Copy out the lines of the listing verbatim, beginning with the line containing "Patent image size: (1370, 956)." and continuing through the line containing "The diagonal brace 48 is at (1135, 405).".

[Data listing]
..........
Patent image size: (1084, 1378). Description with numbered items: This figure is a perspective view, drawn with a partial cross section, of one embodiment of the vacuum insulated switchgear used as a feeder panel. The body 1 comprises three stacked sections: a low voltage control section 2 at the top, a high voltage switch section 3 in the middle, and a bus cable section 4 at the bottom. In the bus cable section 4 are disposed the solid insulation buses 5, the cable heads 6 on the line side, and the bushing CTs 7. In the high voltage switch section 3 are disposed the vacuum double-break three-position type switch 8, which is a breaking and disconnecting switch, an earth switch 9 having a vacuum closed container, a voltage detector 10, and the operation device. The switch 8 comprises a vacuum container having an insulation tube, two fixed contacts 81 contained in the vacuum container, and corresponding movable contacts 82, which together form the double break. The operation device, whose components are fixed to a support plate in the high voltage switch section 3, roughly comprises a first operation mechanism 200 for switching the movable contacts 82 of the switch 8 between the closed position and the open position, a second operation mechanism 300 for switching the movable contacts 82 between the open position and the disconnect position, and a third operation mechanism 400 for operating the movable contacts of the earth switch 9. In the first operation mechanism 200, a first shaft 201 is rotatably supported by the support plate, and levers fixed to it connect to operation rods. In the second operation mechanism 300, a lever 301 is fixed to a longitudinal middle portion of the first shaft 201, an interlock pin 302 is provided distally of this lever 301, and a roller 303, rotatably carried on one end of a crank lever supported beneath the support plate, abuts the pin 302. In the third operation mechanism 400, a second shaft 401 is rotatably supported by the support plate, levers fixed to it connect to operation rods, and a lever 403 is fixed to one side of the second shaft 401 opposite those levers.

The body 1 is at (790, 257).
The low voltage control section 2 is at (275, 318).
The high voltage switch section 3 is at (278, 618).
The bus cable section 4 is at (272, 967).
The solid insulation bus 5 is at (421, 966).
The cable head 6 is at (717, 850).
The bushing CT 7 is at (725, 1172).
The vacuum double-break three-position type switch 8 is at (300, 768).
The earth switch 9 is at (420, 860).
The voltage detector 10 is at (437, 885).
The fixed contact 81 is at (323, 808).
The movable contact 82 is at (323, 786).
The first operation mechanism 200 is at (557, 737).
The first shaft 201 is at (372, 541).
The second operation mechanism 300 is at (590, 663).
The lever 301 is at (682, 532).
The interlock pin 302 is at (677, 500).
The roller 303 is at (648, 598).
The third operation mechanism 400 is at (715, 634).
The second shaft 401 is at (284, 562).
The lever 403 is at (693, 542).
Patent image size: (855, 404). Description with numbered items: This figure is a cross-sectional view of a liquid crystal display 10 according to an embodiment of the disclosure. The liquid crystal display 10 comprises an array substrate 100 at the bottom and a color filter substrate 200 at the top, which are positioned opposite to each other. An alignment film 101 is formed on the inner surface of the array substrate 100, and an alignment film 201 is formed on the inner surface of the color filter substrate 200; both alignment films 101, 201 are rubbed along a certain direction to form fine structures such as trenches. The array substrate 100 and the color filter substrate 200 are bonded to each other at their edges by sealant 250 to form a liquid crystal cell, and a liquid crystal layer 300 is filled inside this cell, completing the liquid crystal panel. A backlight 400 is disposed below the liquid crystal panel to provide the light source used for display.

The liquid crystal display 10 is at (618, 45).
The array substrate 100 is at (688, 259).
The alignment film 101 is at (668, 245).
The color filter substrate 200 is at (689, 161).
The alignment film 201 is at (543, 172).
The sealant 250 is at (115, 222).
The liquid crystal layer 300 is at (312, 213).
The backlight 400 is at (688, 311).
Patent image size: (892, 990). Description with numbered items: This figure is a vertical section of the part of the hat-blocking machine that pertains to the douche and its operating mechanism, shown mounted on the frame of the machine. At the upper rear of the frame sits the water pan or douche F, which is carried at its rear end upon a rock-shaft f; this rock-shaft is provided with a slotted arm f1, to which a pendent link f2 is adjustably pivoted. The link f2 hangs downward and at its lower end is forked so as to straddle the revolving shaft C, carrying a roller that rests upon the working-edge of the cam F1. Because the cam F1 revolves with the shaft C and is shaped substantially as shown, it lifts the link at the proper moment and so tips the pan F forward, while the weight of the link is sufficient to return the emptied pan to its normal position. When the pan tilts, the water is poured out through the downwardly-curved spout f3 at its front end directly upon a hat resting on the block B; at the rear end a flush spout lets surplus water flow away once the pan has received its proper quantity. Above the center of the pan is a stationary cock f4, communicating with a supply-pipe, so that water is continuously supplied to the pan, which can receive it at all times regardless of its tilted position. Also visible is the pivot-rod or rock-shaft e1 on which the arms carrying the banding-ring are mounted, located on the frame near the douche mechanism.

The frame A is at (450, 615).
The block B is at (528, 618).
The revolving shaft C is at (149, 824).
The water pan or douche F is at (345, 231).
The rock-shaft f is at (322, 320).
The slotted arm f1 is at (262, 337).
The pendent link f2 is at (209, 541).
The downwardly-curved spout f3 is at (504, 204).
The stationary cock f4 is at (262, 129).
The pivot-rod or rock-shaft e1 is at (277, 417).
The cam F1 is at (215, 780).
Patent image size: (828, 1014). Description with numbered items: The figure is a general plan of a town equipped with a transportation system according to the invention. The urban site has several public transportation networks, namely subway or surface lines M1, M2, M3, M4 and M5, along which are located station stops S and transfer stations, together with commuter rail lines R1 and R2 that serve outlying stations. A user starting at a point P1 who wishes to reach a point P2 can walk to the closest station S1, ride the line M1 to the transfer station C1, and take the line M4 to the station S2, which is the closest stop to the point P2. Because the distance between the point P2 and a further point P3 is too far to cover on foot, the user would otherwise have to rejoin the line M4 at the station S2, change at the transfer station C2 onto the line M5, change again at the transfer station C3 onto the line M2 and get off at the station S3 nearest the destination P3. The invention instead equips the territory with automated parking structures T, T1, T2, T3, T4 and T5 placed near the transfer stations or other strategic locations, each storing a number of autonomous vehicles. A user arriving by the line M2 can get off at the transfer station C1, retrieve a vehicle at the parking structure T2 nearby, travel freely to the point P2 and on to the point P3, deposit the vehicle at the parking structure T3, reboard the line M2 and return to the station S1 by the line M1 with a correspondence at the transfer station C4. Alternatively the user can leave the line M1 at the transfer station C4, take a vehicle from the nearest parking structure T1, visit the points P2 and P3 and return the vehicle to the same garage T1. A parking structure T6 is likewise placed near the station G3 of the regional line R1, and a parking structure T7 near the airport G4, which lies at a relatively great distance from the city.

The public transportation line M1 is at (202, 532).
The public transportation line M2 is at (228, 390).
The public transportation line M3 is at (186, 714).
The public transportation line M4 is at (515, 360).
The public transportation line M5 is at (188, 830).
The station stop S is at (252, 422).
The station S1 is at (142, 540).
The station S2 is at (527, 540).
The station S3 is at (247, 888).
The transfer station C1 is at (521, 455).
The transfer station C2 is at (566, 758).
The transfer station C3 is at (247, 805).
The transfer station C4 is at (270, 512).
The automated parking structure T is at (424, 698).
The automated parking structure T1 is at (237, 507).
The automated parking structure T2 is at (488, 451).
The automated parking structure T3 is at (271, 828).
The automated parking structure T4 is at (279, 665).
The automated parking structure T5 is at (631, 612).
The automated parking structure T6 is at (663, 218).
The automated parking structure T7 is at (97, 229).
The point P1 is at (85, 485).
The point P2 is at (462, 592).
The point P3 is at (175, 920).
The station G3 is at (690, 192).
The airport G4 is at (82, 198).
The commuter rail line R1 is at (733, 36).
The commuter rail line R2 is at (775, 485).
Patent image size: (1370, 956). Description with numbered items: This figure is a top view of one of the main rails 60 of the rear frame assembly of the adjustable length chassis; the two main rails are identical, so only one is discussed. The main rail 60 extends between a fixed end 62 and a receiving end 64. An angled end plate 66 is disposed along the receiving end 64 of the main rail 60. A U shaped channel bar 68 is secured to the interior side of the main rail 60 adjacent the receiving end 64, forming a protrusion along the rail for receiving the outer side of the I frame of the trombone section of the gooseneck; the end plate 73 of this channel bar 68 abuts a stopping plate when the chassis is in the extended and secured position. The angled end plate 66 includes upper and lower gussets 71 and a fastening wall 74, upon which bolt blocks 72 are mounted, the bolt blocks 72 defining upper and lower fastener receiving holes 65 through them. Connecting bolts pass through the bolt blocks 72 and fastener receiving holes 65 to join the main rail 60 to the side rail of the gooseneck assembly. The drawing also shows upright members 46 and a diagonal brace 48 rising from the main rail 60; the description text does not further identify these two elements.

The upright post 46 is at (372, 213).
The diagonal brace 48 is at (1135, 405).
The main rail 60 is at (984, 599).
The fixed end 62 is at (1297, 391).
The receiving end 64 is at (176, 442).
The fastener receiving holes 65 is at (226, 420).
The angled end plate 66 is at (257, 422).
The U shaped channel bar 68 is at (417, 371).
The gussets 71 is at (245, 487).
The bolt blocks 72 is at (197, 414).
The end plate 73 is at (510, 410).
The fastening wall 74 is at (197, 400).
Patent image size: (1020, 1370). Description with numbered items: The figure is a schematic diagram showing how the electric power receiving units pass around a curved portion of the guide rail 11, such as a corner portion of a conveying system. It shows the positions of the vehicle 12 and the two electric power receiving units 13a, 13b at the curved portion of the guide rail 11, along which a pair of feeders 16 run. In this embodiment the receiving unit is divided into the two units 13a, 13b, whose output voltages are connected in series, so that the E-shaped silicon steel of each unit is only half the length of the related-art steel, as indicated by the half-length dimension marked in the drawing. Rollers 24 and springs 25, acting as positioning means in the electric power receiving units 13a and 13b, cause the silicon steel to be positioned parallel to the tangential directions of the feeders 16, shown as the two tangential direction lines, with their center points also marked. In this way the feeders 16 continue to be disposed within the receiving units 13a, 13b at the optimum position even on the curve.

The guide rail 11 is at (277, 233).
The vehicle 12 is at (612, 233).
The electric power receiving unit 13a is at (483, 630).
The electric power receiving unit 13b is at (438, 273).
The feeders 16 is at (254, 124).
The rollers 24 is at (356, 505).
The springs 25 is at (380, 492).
..........
-- Response to this exercise --
Patent image size: (1370, 956). Description with numbered items: This figure is a top view of one of the main rails 60 of the rear frame assembly of the adjustable length chassis; the two main rails are identical, so only one is discussed. The main rail 60 extends between a fixed end 62 and a receiving end 64. An angled end plate 66 is disposed along the receiving end 64 of the main rail 60. A U shaped channel bar 68 is secured to the interior side of the main rail 60 adjacent the receiving end 64, forming a protrusion along the rail for receiving the outer side of the I frame of the trombone section of the gooseneck; the end plate 73 of this channel bar 68 abuts a stopping plate when the chassis is in the extended and secured position. The angled end plate 66 includes upper and lower gussets 71 and a fastening wall 74, upon which bolt blocks 72 are mounted, the bolt blocks 72 defining upper and lower fastener receiving holes 65 through them. Connecting bolts pass through the bolt blocks 72 and fastener receiving holes 65 to join the main rail 60 to the side rail of the gooseneck assembly. The drawing also shows upright members 46 and a diagonal brace 48 rising from the main rail 60; the description text does not further identify these two elements.

The upright post 46 is at (372, 213).
The diagonal brace 48 is at (1135, 405).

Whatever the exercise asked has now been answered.